> [Task objective]: Quote the listing below in its entirety.

> [Data shown]:
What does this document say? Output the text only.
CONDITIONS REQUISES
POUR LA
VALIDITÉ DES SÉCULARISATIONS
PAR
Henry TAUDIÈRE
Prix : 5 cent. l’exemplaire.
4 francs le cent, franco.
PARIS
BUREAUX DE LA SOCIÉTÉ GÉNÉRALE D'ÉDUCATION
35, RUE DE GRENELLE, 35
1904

> [Task solution]:
What does this document say? Output the text only.
CONDITIONS REQUISES
POUR LA
VALIDITÉ DES SÉCULARISATIONS
PAR
Henry TAUDIÈRE
Prix : 5 cent. l’exemplaire.
4 francs le cent, franco.
PARIS
BUREAUX DE LA SOCIÉTÉ GÉNÉRALE D'ÉDUCATION
35, RUE DE GRENELLE, 35
1904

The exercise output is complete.